[Collected data entries]
------

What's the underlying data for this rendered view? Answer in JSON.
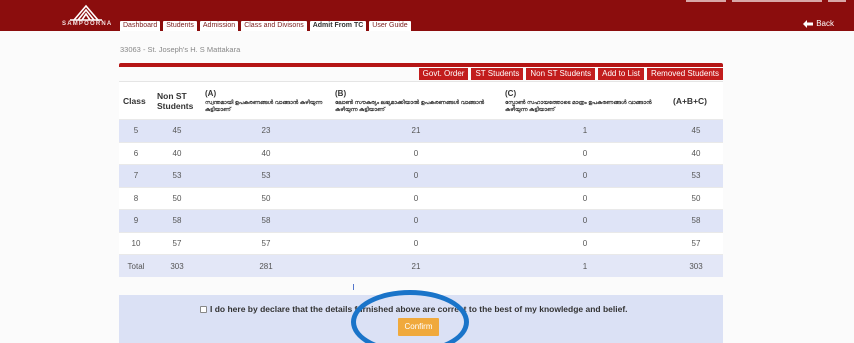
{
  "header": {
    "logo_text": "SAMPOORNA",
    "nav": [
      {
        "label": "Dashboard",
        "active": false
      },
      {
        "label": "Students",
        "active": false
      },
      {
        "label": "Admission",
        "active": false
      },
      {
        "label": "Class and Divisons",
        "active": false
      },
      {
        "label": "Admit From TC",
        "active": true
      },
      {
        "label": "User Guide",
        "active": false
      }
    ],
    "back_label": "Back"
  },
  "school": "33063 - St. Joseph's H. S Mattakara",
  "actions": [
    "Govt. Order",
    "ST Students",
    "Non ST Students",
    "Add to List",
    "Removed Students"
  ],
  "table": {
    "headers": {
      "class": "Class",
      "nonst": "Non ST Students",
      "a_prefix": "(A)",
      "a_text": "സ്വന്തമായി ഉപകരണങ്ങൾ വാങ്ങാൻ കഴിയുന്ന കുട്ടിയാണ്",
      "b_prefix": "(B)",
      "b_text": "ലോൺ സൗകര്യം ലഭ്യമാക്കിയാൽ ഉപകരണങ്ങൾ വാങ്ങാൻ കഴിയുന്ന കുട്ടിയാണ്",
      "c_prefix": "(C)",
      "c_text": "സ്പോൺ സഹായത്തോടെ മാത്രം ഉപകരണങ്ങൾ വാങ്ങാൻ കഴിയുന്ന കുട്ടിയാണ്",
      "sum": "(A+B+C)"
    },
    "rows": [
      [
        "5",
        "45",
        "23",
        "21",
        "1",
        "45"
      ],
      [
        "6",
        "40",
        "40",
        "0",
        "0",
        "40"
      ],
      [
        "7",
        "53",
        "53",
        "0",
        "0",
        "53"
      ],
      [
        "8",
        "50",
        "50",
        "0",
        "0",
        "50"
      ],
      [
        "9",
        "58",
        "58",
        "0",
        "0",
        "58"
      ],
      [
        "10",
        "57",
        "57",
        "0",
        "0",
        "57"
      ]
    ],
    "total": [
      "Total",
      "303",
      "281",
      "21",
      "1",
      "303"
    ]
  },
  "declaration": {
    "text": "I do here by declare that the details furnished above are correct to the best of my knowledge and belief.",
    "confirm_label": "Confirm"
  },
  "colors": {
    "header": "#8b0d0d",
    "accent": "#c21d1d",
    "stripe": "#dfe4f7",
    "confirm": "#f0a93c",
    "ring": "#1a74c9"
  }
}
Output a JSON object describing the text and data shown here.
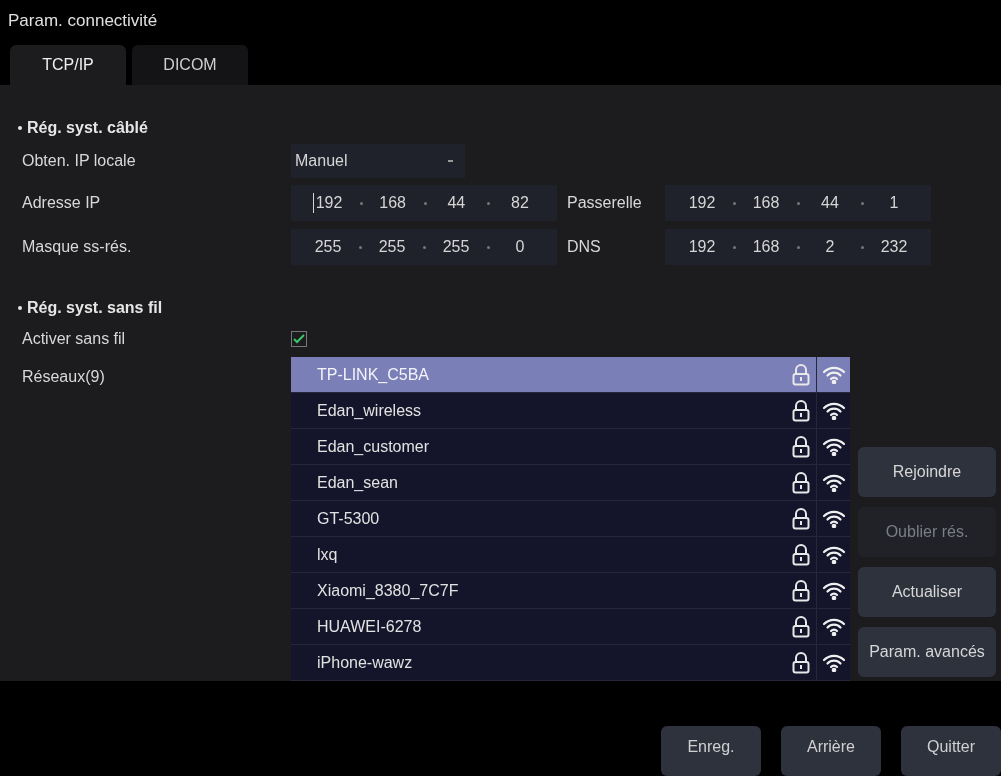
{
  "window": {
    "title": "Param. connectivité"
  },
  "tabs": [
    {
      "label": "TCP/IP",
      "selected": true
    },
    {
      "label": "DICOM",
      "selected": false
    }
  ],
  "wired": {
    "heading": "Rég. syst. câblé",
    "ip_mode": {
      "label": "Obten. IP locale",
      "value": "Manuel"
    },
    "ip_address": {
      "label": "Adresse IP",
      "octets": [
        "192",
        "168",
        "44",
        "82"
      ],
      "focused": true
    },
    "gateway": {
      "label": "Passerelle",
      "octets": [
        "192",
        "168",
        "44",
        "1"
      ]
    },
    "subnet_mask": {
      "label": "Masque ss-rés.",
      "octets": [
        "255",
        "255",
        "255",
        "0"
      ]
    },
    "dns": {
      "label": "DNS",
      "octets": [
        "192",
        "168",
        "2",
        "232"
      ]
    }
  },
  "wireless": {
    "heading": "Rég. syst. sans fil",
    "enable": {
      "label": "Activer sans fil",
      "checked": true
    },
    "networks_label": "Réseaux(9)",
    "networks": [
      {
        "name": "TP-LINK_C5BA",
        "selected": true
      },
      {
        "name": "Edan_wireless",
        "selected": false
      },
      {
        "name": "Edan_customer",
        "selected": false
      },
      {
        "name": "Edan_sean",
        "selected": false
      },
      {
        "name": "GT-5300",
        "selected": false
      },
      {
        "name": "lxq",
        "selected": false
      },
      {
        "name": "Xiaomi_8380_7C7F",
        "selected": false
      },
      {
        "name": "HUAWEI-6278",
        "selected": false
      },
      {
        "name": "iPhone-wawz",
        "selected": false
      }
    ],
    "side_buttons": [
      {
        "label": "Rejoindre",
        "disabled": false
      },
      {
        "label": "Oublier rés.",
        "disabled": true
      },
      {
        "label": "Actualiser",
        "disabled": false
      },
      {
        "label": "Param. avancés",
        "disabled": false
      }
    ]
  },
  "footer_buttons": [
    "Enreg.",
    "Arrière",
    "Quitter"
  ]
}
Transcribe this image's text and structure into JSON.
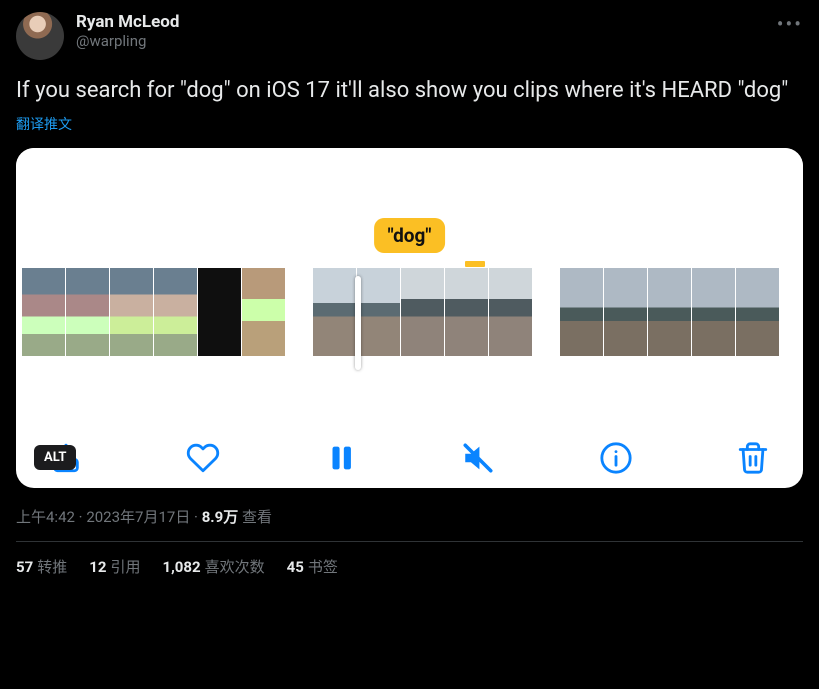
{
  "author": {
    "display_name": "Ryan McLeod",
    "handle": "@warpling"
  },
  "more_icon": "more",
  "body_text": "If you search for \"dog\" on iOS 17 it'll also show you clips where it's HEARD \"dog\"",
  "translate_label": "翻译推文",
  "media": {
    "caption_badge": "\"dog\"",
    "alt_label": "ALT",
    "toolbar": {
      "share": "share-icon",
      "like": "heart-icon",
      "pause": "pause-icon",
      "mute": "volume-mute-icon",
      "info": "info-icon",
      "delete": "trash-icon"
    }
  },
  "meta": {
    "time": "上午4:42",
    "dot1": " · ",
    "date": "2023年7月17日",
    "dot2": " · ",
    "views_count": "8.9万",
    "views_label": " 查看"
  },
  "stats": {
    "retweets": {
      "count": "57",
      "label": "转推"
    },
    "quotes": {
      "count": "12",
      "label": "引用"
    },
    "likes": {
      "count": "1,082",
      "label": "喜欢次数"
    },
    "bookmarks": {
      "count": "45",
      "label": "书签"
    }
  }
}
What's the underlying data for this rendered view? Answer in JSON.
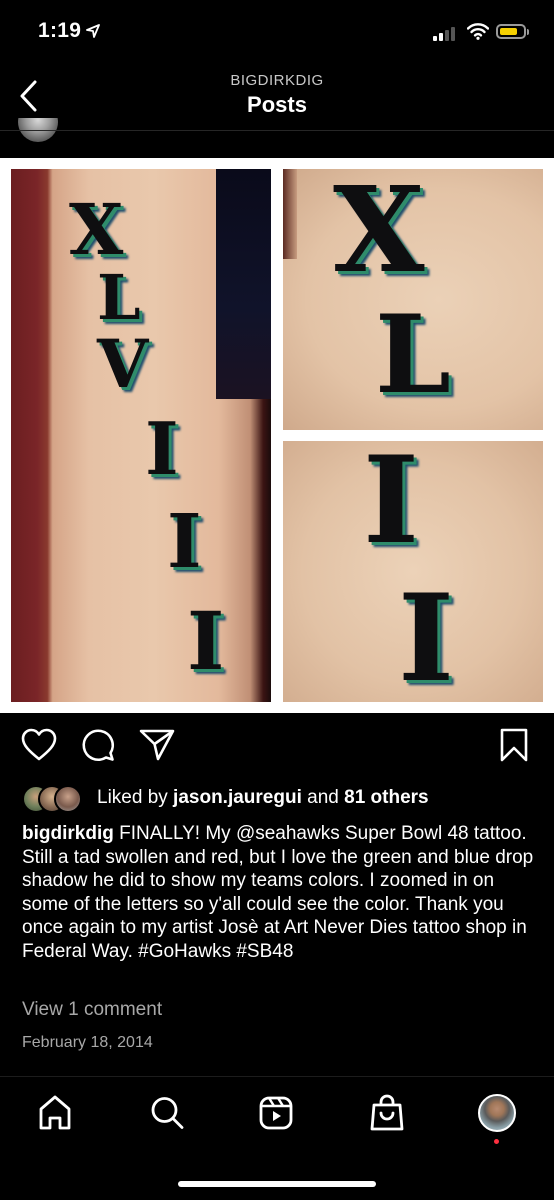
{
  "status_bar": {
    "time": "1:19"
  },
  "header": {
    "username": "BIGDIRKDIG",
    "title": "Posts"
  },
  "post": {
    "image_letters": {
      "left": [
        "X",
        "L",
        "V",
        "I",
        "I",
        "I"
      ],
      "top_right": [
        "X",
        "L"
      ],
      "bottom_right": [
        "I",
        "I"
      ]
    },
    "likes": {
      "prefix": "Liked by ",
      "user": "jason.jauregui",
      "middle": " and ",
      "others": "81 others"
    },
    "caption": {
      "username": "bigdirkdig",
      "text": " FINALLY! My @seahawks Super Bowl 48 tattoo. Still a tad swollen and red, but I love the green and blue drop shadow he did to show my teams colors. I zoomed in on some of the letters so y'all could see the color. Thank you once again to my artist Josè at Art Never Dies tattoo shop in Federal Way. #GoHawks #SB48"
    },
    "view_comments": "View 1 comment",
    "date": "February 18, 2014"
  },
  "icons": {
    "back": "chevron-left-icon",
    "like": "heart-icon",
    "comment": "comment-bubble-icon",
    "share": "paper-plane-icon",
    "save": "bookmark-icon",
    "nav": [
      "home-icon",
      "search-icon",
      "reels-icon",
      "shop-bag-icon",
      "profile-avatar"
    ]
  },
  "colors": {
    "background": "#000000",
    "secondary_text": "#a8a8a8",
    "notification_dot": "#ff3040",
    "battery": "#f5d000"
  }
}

------

▶ [TASK TO COMPLETE]
Reproduce each record above by retyping it exactly; omit all images.

▶ [EXPECTED OUTPUT]
What's the underlying data for this rendered view? Answer in JSON.
{
  "header": {
    "logo_text": "SAMPOORNA",
    "nav": [
      {
        "label": "Dashboard",
        "active": false
      },
      {
        "label": "Students",
        "active": false
      },
      {
        "label": "Admission",
        "active": false
      },
      {
        "label": "Class and Divisons",
        "active": false
      },
      {
        "label": "Admit From TC",
        "active": true
      },
      {
        "label": "User Guide",
        "active": false
      }
    ],
    "back_label": "Back"
  },
  "school": "33063 - St. Joseph's H. S Mattakara",
  "actions": [
    "Govt. Order",
    "ST Students",
    "Non ST Students",
    "Add to List",
    "Removed Students"
  ],
  "table": {
    "headers": {
      "class": "Class",
      "nonst": "Non ST Students",
      "a_prefix": "(A)",
      "a_text": "സ്വന്തമായി ഉപകരണങ്ങൾ വാങ്ങാൻ കഴിയുന്ന കുട്ടിയാണ്",
      "b_prefix": "(B)",
      "b_text": "ലോൺ സൗകര്യം ലഭ്യമാക്കിയാൽ ഉപകരണങ്ങൾ വാങ്ങാൻ കഴിയുന്ന കുട്ടിയാണ്",
      "c_prefix": "(C)",
      "c_text": "സ്പോൺ സഹായത്തോടെ മാത്രം ഉപകരണങ്ങൾ വാങ്ങാൻ കഴിയുന്ന കുട്ടിയാണ്",
      "sum": "(A+B+C)"
    },
    "rows": [
      [
        "5",
        "45",
        "23",
        "21",
        "1",
        "45"
      ],
      [
        "6",
        "40",
        "40",
        "0",
        "0",
        "40"
      ],
      [
        "7",
        "53",
        "53",
        "0",
        "0",
        "53"
      ],
      [
        "8",
        "50",
        "50",
        "0",
        "0",
        "50"
      ],
      [
        "9",
        "58",
        "58",
        "0",
        "0",
        "58"
      ],
      [
        "10",
        "57",
        "57",
        "0",
        "0",
        "57"
      ]
    ],
    "total": [
      "Total",
      "303",
      "281",
      "21",
      "1",
      "303"
    ]
  },
  "declaration": {
    "text": "I do here by declare that the details furnished above are correct to the best of my knowledge and belief.",
    "confirm_label": "Confirm"
  },
  "colors": {
    "header": "#8b0d0d",
    "accent": "#c21d1d",
    "stripe": "#dfe4f7",
    "confirm": "#f0a93c",
    "ring": "#1a74c9"
  }
}
Output a JSON object describing the text and data shown here.
{
  "window": {
    "title": "Param. connectivité"
  },
  "tabs": [
    {
      "label": "TCP/IP",
      "selected": true
    },
    {
      "label": "DICOM",
      "selected": false
    }
  ],
  "wired": {
    "heading": "Rég. syst. câblé",
    "ip_mode": {
      "label": "Obten. IP locale",
      "value": "Manuel"
    },
    "ip_address": {
      "label": "Adresse IP",
      "octets": [
        "192",
        "168",
        "44",
        "82"
      ],
      "focused": true
    },
    "gateway": {
      "label": "Passerelle",
      "octets": [
        "192",
        "168",
        "44",
        "1"
      ]
    },
    "subnet_mask": {
      "label": "Masque ss-rés.",
      "octets": [
        "255",
        "255",
        "255",
        "0"
      ]
    },
    "dns": {
      "label": "DNS",
      "octets": [
        "192",
        "168",
        "2",
        "232"
      ]
    }
  },
  "wireless": {
    "heading": "Rég. syst. sans fil",
    "enable": {
      "label": "Activer sans fil",
      "checked": true
    },
    "networks_label": "Réseaux(9)",
    "networks": [
      {
        "name": "TP-LINK_C5BA",
        "selected": true
      },
      {
        "name": "Edan_wireless",
        "selected": false
      },
      {
        "name": "Edan_customer",
        "selected": false
      },
      {
        "name": "Edan_sean",
        "selected": false
      },
      {
        "name": "GT-5300",
        "selected": false
      },
      {
        "name": "lxq",
        "selected": false
      },
      {
        "name": "Xiaomi_8380_7C7F",
        "selected": false
      },
      {
        "name": "HUAWEI-6278",
        "selected": false
      },
      {
        "name": "iPhone-wawz",
        "selected": false
      }
    ],
    "side_buttons": [
      {
        "label": "Rejoindre",
        "disabled": false
      },
      {
        "label": "Oublier rés.",
        "disabled": true
      },
      {
        "label": "Actualiser",
        "disabled": false
      },
      {
        "label": "Param. avancés",
        "disabled": false
      }
    ]
  },
  "footer_buttons": [
    "Enreg.",
    "Arrière",
    "Quitter"
  ]
}
Transcribe this image's text and structure into JSON.
{
  "author": {
    "display_name": "Ryan McLeod",
    "handle": "@warpling"
  },
  "more_icon": "more",
  "body_text": "If you search for \"dog\" on iOS 17 it'll also show you clips where it's HEARD \"dog\"",
  "translate_label": "翻译推文",
  "media": {
    "caption_badge": "\"dog\"",
    "alt_label": "ALT",
    "toolbar": {
      "share": "share-icon",
      "like": "heart-icon",
      "pause": "pause-icon",
      "mute": "volume-mute-icon",
      "info": "info-icon",
      "delete": "trash-icon"
    }
  },
  "meta": {
    "time": "上午4:42",
    "dot1": " · ",
    "date": "2023年7月17日",
    "dot2": " · ",
    "views_count": "8.9万",
    "views_label": " 查看"
  },
  "stats": {
    "retweets": {
      "count": "57",
      "label": "转推"
    },
    "quotes": {
      "count": "12",
      "label": "引用"
    },
    "likes": {
      "count": "1,082",
      "label": "喜欢次数"
    },
    "bookmarks": {
      "count": "45",
      "label": "书签"
    }
  }
}
What's the underlying data for this rendered view? Answer in JSON.
{
  "status_bar": {
    "time": "1:19"
  },
  "header": {
    "username": "BIGDIRKDIG",
    "title": "Posts"
  },
  "post": {
    "image_letters": {
      "left": [
        "X",
        "L",
        "V",
        "I",
        "I",
        "I"
      ],
      "top_right": [
        "X",
        "L"
      ],
      "bottom_right": [
        "I",
        "I"
      ]
    },
    "likes": {
      "prefix": "Liked by ",
      "user": "jason.jauregui",
      "middle": " and ",
      "others": "81 others"
    },
    "caption": {
      "username": "bigdirkdig",
      "text": " FINALLY! My @seahawks Super Bowl 48 tattoo. Still a tad swollen and red, but I love the green and blue drop shadow he did to show my teams colors. I zoomed in on some of the letters so y'all could see the color. Thank you once again to my artist Josè at Art Never Dies tattoo shop in Federal Way. #GoHawks #SB48"
    },
    "view_comments": "View 1 comment",
    "date": "February 18, 2014"
  },
  "icons": {
    "back": "chevron-left-icon",
    "like": "heart-icon",
    "comment": "comment-bubble-icon",
    "share": "paper-plane-icon",
    "save": "bookmark-icon",
    "nav": [
      "home-icon",
      "search-icon",
      "reels-icon",
      "shop-bag-icon",
      "profile-avatar"
    ]
  },
  "colors": {
    "background": "#000000",
    "secondary_text": "#a8a8a8",
    "notification_dot": "#ff3040",
    "battery": "#f5d000"
  }
}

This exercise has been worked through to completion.